GIVEN REQUEST — Where the string "ylabel" occurs in the material below, report the whole line.

+ + + + + + +

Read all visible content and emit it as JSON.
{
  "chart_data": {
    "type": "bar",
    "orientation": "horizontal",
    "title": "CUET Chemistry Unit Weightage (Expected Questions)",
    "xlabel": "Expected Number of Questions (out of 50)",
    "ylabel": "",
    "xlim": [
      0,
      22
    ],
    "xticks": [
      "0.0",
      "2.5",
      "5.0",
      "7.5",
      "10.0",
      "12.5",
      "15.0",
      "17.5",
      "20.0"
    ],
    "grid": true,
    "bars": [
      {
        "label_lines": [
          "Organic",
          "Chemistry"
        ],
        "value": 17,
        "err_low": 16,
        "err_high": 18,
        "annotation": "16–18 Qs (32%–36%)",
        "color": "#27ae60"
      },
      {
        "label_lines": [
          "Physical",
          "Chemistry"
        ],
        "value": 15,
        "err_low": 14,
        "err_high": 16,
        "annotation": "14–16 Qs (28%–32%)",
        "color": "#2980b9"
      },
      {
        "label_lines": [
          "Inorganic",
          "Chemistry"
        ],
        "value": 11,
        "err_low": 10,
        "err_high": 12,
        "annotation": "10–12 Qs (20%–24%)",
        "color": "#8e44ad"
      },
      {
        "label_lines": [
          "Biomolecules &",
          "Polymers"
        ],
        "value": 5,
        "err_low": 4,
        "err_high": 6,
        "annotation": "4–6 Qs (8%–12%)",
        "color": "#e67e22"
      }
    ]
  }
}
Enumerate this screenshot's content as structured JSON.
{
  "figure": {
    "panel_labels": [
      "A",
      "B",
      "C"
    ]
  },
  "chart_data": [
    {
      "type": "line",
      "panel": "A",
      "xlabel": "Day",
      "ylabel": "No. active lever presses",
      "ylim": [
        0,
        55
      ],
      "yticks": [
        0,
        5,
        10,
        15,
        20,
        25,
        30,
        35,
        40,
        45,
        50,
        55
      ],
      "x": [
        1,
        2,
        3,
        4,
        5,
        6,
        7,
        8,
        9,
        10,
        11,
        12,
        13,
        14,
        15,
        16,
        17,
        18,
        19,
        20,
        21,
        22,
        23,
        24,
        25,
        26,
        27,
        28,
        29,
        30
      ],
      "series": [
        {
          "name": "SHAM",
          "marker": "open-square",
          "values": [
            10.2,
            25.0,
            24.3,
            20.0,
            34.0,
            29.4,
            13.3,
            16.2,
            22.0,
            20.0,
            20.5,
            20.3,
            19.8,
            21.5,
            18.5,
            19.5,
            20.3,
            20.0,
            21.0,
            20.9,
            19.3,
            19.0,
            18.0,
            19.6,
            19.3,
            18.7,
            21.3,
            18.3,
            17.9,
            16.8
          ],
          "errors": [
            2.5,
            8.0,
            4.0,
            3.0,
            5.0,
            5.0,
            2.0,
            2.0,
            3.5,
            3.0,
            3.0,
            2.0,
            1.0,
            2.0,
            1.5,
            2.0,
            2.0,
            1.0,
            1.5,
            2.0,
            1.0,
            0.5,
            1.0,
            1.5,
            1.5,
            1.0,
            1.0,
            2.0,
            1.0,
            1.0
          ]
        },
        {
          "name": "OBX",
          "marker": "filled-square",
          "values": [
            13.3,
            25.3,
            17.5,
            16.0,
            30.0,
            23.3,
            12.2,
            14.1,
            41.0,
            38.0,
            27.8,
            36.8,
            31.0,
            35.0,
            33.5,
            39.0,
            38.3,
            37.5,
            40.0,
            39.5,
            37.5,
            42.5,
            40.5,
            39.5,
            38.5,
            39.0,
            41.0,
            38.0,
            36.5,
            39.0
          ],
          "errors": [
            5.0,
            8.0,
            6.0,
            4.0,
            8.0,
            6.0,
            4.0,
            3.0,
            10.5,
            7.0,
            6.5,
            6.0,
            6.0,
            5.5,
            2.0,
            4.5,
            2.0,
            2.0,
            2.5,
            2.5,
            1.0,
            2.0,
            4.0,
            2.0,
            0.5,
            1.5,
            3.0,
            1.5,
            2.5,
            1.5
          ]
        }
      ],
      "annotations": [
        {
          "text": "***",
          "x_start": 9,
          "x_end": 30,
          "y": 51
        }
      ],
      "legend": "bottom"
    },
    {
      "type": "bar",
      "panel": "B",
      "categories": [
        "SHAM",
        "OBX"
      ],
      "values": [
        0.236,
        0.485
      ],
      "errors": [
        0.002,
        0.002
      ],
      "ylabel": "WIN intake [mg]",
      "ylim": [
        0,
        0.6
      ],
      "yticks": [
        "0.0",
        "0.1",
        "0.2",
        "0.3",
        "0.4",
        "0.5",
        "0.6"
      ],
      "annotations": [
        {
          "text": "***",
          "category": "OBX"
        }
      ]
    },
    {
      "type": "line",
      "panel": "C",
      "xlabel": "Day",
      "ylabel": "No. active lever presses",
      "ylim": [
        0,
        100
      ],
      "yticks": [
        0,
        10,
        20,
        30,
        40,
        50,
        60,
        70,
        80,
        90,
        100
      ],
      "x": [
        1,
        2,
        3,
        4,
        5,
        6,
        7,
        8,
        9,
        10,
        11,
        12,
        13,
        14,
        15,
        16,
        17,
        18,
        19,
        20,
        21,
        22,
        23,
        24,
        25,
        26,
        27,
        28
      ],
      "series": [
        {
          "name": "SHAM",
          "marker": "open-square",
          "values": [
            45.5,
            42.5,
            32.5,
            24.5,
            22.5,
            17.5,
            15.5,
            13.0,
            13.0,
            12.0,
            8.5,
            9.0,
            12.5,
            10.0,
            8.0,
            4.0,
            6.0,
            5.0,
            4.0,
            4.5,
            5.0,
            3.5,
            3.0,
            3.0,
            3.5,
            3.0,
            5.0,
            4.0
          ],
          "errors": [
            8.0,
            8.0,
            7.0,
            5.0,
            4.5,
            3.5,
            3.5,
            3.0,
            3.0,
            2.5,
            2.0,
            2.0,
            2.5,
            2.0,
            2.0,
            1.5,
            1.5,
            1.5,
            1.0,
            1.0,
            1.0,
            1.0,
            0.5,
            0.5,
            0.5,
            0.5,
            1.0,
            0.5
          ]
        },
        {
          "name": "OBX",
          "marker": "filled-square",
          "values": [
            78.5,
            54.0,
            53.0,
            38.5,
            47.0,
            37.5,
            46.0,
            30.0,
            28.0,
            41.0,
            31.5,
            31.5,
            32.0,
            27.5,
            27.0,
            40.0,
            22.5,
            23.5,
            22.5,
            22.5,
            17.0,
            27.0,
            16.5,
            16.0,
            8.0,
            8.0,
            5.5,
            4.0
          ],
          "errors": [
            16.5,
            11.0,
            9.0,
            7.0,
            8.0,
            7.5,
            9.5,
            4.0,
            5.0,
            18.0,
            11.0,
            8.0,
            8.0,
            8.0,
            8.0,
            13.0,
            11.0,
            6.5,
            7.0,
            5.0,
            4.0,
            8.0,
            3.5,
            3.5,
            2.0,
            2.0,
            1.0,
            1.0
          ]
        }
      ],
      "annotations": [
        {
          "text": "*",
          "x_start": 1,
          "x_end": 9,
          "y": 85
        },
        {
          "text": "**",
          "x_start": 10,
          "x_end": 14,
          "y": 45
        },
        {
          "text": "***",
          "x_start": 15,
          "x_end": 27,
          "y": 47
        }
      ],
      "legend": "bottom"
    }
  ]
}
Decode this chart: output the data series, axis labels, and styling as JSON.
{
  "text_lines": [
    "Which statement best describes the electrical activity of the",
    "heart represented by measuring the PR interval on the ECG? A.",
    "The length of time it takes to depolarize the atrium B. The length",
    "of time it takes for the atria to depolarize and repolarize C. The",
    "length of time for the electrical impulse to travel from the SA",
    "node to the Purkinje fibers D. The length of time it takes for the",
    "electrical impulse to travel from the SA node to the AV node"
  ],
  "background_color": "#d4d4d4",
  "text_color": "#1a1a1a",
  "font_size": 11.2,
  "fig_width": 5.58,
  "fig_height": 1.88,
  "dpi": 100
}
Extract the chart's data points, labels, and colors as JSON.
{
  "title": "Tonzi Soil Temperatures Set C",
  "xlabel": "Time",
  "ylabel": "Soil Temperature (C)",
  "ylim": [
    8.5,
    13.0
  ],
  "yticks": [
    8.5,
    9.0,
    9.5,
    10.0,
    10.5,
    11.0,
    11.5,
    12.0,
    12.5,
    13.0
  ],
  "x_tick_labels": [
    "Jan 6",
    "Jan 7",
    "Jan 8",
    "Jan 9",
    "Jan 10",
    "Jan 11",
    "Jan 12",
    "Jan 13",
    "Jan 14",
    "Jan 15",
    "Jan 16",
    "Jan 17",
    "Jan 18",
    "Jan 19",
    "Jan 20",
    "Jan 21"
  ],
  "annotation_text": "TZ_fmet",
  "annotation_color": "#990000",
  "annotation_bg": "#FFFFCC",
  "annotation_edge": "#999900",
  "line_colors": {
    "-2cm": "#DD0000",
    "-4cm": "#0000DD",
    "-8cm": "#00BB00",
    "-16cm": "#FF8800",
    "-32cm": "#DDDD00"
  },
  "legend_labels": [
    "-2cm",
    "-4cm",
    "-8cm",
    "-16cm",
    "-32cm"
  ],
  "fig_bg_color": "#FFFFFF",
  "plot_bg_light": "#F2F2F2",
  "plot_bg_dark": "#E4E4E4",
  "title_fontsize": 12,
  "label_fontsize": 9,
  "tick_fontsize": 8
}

+ + + + + + +

EXERCISE SOLUTION —
    "ylabel": "",
      "ylabel": "No. active lever presses",
      "ylabel": "WIN intake [mg]",
      "ylabel": "No. active lever presses",
  "ylabel": "Soil Temperature (C)",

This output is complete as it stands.